Instructions for the task: Find every line below that contains the word "工作任务" and copy it out.

--- --- ---

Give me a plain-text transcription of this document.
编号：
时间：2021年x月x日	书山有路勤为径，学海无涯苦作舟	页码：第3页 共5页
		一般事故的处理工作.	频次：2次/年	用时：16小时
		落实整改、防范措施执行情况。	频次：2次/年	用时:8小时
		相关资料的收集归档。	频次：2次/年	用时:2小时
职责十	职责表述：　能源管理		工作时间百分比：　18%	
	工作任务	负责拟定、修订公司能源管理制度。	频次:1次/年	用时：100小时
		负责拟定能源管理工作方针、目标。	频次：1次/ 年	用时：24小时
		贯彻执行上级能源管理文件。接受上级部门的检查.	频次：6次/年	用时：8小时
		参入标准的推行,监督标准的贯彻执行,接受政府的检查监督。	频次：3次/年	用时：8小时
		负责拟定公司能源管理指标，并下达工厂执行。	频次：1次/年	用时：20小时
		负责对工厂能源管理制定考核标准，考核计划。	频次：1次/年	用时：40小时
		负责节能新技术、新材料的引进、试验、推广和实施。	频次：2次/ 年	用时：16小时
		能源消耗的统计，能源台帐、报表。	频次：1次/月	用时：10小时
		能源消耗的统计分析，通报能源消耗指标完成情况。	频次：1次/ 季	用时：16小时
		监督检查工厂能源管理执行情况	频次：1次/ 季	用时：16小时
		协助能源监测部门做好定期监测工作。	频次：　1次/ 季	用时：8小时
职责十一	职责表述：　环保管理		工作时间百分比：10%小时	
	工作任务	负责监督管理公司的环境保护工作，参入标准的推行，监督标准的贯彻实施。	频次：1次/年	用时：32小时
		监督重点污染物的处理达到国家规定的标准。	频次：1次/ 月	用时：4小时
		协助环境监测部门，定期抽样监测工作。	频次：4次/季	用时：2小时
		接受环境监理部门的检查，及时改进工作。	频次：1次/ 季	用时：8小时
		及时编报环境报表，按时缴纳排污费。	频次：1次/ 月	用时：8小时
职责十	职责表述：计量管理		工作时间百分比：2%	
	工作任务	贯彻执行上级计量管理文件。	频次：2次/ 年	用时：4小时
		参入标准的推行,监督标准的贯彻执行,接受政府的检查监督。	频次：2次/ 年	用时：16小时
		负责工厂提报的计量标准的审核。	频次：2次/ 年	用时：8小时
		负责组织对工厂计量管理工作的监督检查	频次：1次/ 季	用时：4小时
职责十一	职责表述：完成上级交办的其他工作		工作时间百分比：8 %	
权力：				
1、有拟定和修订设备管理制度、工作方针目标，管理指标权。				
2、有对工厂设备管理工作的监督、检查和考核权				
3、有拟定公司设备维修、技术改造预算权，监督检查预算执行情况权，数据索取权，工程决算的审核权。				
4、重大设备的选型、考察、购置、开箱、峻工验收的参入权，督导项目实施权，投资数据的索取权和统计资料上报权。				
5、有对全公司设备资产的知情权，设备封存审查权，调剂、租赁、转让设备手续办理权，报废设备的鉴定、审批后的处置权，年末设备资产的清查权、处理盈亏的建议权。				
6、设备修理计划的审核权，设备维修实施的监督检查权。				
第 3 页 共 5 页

--- --- ---

Response to this exercise:
	工作任务	负责拟定、修订公司能源管理制度。	频次:1次/年	用时：100小时
	工作任务	负责监督管理公司的环境保护工作，参入标准的推行，监督标准的贯彻实施。	频次：1次/年	用时：32小时
	工作任务	贯彻执行上级计量管理文件。	频次：2次/ 年	用时：4小时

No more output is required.